WHAT THE TASK REQUIRES: Each line in the entries below that holds the string "Кончина" is to be listed.

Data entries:
--- START ---

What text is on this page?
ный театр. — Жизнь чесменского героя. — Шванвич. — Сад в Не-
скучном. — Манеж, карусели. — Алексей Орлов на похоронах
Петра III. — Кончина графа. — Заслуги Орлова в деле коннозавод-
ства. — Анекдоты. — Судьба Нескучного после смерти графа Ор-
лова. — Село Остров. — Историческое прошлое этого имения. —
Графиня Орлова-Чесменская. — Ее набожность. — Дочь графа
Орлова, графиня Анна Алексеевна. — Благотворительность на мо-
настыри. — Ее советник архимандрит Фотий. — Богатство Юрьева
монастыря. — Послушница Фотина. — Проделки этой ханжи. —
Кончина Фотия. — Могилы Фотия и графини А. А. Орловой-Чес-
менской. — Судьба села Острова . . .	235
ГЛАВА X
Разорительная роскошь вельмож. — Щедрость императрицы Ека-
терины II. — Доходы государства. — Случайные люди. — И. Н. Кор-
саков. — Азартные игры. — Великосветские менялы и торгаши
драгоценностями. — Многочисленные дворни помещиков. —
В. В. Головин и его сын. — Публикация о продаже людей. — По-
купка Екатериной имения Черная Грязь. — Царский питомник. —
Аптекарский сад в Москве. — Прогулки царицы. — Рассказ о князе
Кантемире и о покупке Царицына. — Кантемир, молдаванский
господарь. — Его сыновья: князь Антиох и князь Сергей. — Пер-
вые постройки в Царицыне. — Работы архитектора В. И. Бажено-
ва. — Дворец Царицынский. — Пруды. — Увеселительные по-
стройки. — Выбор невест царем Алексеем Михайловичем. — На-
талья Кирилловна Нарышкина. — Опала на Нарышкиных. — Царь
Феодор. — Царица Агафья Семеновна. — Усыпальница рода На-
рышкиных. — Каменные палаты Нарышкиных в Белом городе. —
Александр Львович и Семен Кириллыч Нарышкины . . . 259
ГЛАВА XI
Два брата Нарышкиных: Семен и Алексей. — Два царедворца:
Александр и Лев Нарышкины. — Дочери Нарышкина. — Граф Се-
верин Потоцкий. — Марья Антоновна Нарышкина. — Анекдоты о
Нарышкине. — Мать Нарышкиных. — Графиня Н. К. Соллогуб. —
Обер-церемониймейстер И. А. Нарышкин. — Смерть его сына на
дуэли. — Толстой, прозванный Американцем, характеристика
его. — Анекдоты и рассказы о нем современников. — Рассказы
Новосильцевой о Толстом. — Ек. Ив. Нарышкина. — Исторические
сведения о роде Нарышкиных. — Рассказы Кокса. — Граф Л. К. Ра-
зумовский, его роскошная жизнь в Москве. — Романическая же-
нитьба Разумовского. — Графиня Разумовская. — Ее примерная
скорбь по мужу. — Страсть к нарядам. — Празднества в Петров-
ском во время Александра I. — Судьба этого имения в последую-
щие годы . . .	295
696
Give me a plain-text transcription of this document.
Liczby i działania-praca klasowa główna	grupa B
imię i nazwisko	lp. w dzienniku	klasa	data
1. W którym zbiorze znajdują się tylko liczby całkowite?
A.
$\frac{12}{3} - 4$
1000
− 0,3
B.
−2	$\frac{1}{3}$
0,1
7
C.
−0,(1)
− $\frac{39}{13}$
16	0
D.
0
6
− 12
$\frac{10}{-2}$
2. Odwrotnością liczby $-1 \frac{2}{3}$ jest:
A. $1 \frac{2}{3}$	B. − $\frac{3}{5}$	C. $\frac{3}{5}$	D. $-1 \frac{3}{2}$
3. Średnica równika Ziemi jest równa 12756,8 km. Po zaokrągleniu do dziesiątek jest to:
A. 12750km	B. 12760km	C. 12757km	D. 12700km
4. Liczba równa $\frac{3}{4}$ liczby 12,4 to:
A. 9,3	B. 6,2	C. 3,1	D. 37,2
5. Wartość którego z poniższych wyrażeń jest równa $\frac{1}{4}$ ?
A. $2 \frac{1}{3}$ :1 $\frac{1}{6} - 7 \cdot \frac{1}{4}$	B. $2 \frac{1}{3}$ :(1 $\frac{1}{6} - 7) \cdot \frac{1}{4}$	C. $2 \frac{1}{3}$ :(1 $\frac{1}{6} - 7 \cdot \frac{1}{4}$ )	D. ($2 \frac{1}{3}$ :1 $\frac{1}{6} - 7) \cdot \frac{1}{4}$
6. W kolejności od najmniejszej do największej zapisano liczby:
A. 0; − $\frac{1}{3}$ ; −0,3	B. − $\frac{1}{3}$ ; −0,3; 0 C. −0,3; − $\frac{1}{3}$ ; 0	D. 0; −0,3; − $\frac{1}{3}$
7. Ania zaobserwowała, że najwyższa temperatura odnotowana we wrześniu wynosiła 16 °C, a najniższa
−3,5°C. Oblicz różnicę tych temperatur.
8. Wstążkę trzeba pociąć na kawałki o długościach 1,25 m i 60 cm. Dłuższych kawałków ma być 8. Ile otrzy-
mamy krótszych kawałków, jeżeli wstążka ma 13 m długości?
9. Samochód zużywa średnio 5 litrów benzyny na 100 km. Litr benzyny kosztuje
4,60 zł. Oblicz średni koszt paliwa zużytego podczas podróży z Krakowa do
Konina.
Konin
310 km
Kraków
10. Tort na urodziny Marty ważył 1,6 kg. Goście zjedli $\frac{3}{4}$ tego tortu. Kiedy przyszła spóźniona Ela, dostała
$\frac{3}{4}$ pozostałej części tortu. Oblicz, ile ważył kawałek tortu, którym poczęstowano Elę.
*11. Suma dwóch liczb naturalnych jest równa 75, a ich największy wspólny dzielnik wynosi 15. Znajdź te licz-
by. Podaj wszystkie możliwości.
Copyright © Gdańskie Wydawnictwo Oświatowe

--- END ---

WORKED SOLUTION:
Петра III. — Кончина графа. — Заслуги Орлова в деле коннозавод-
Кончина Фотия. — Могилы Фотия и графини А. А. Орловой-Чес-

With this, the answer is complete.